• _GIVEN EXERCISE_
The listing below should be printed exactly, every line of it. Skip the pictures.

• _SUPPLIED RECORDS_
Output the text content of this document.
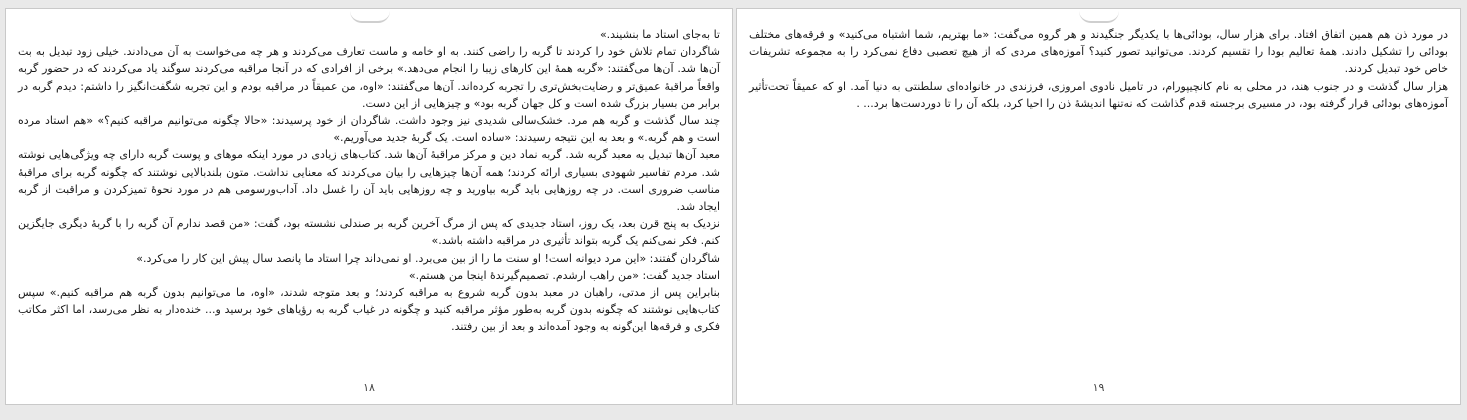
تا به‌جای استاد ما بنشیند.»

شاگردان تمام تلاش خود را کردند تا گربه را راضی کنند. به او خامه و ماست تعارف می‌کردند و هر چه می‌خواست به آن می‌دادند. خیلی زود تبدیل به بت آن‌ها شد. آن‌ها می‌گفتند: «گربه همهٔ این کارهای زیبا را انجام می‌دهد.» برخی از افرادی که در آنجا مراقبه می‌کردند سوگند یاد می‌کردند که در حضور گربه واقعاً مراقبهٔ عمیق‌تر و رضایت‌بخش‌تری را تجربه کرده‌اند. آن‌ها می‌گفتند: «اوه، من عمیقاً در مراقبه بودم و این تجربه شگفت‌انگیز را داشتم: دیدم گربه در برابر من بسیار بزرگ شده است و کل جهان گربه بود» و چیزهایی از این دست.

چند سال گذشت و گربه هم مرد. خشک‌سالی شدیدی نیز وجود داشت. شاگردان از خود پرسیدند: «حالا چگونه می‌توانیم مراقبه کنیم؟» «هم استاد مرده است و هم گربه.» و بعد به این نتیجه رسیدند: «ساده است. یک گربهٔ جدید می‌آوریم.»

معبد آن‌ها تبدیل به معبد گربه شد. گربه نماد دین و مرکز مراقبهٔ آن‌ها شد. کتاب‌های زیادی در مورد اینکه موهای و پوست گربه دارای چه ویژگی‌هایی نوشته شد. مردم تفاسیر شهودی بسیاری ارائه کردند؛ همه آن‌ها چیزهایی را بیان می‌کردند که معنایی نداشت. متون بلندبالایی نوشتند که چگونه گربه برای مراقبهٔ مناسب ضروری است. در چه روزهایی باید گربه بیاورید و چه روزهایی باید آن را غسل داد. آداب‌ورسومی هم در مورد نحوهٔ تمیزکردن و مراقبت از گربه ایجاد شد.

نزدیک به پنج قرن بعد، یک روز، استاد جدیدی که پس از مرگ آخرین گربه بر صندلی نشسته بود، گفت: «من قصد ندارم آن گربه را با گربهٔ دیگری جایگزین کنم. فکر نمی‌کنم یک گربه بتواند تأثیری در مراقبه داشته باشد.»

شاگردان گفتند: «این مرد دیوانه است! او سنت ما را از بین می‌برد. او نمی‌داند چرا استاد ما پانصد سال پیش این کار را می‌کرد.»

استاد جدید گفت: «من راهب ارشدم. تصمیم‌گیرندهٔ اینجا من هستم.»

بنابراین پس از مدتی، راهبان در معبد بدون گربه شروع به مراقبه کردند؛ و بعد متوجه شدند، «اوه، ما می‌توانیم بدون گربه هم مراقبه کنیم.» سپس کتاب‌هایی نوشتند که چگونه بدون گربه به‌طور مؤثر مراقبه کنید و چگونه در غیاب گربه به رؤیاهای خود برسید و... خنده‌دار به نظر می‌رسد، اما اکثر مکاتب فکری و فرقه‌ها این‌گونه به وجود آمده‌اند و بعد از بین رفتند.

۱۸

در مورد ذن هم همین اتفاق افتاد. برای هزار سال، بودائی‌ها با یکدیگر جنگیدند و هر گروه می‌گفت: «ما بهتریم، شما اشتباه می‌کنید» و فرقه‌های مختلف بودائی را تشکیل دادند. همهٔ تعالیم بودا را تقسیم کردند. می‌توانید تصور کنید؟ آموزه‌های مردی که از هیچ تعصبی دفاع نمی‌کرد را به مجموعه تشریفات خاص خود تبدیل کردند.

هزار سال گذشت و در جنوب هند، در محلی به نام کانچیپورام، در تامیل نادوی امروزی، فرزندی در خانواده‌ای سلطنتی به دنیا آمد. او که عمیقاً تحت‌تأثیر آموزه‌های بودائی قرار گرفته بود، در مسیری برجسته قدم گذاشت که نه‌تنها اندیشهٔ ذن را احیا کرد، بلکه آن را تا دوردست‌ها برد... .

۱۹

• _THE COMPLETED TASK_
Output the text content of this document.
تا به‌جای استاد ما بنشیند.»

شاگردان تمام تلاش خود را کردند تا گربه را راضی کنند. به او خامه و ماست تعارف می‌کردند و هر چه می‌خواست به آن می‌دادند. خیلی زود تبدیل به بت آن‌ها شد. آن‌ها می‌گفتند: «گربه همهٔ این کارهای زیبا را انجام می‌دهد.» برخی از افرادی که در آنجا مراقبه می‌کردند سوگند یاد می‌کردند که در حضور گربه واقعاً مراقبهٔ عمیق‌تر و رضایت‌بخش‌تری را تجربه کرده‌اند. آن‌ها می‌گفتند: «اوه، من عمیقاً در مراقبه بودم و این تجربه شگفت‌انگیز را داشتم: دیدم گربه در برابر من بسیار بزرگ شده است و کل جهان گربه بود» و چیزهایی از این دست.

چند سال گذشت و گربه هم مرد. خشک‌سالی شدیدی نیز وجود داشت. شاگردان از خود پرسیدند: «حالا چگونه می‌توانیم مراقبه کنیم؟» «هم استاد مرده است و هم گربه.» و بعد به این نتیجه رسیدند: «ساده است. یک گربهٔ جدید می‌آوریم.»

معبد آن‌ها تبدیل به معبد گربه شد. گربه نماد دین و مرکز مراقبهٔ آن‌ها شد. کتاب‌های زیادی در مورد اینکه موهای و پوست گربه دارای چه ویژگی‌هایی نوشته شد. مردم تفاسیر شهودی بسیاری ارائه کردند؛ همه آن‌ها چیزهایی را بیان می‌کردند که معنایی نداشت. متون بلندبالایی نوشتند که چگونه گربه برای مراقبهٔ مناسب ضروری است. در چه روزهایی باید گربه بیاورید و چه روزهایی باید آن را غسل داد. آداب‌ورسومی هم در مورد نحوهٔ تمیزکردن و مراقبت از گربه ایجاد شد.

نزدیک به پنج قرن بعد، یک روز، استاد جدیدی که پس از مرگ آخرین گربه بر صندلی نشسته بود، گفت: «من قصد ندارم آن گربه را با گربهٔ دیگری جایگزین کنم. فکر نمی‌کنم یک گربه بتواند تأثیری در مراقبه داشته باشد.»

شاگردان گفتند: «این مرد دیوانه است! او سنت ما را از بین می‌برد. او نمی‌داند چرا استاد ما پانصد سال پیش این کار را می‌کرد.»

استاد جدید گفت: «من راهب ارشدم. تصمیم‌گیرندهٔ اینجا من هستم.»

بنابراین پس از مدتی، راهبان در معبد بدون گربه شروع به مراقبه کردند؛ و بعد متوجه شدند، «اوه، ما می‌توانیم بدون گربه هم مراقبه کنیم.» سپس کتاب‌هایی نوشتند که چگونه بدون گربه به‌طور مؤثر مراقبه کنید و چگونه در غیاب گربه به رؤیاهای خود برسید و... خنده‌دار به نظر می‌رسد، اما اکثر مکاتب فکری و فرقه‌ها این‌گونه به وجود آمده‌اند و بعد از بین رفتند.

۱۸

در مورد ذن هم همین اتفاق افتاد. برای هزار سال، بودائی‌ها با یکدیگر جنگیدند و هر گروه می‌گفت: «ما بهتریم، شما اشتباه می‌کنید» و فرقه‌های مختلف بودائی را تشکیل دادند. همهٔ تعالیم بودا را تقسیم کردند. می‌توانید تصور کنید؟ آموزه‌های مردی که از هیچ تعصبی دفاع نمی‌کرد را به مجموعه تشریفات خاص خود تبدیل کردند.

هزار سال گذشت و در جنوب هند، در محلی به نام کانچیپورام، در تامیل نادوی امروزی، فرزندی در خانواده‌ای سلطنتی به دنیا آمد. او که عمیقاً تحت‌تأثیر آموزه‌های بودائی قرار گرفته بود، در مسیری برجسته قدم گذاشت که نه‌تنها اندیشهٔ ذن را احیا کرد، بلکه آن را تا دوردست‌ها برد... .

۱۹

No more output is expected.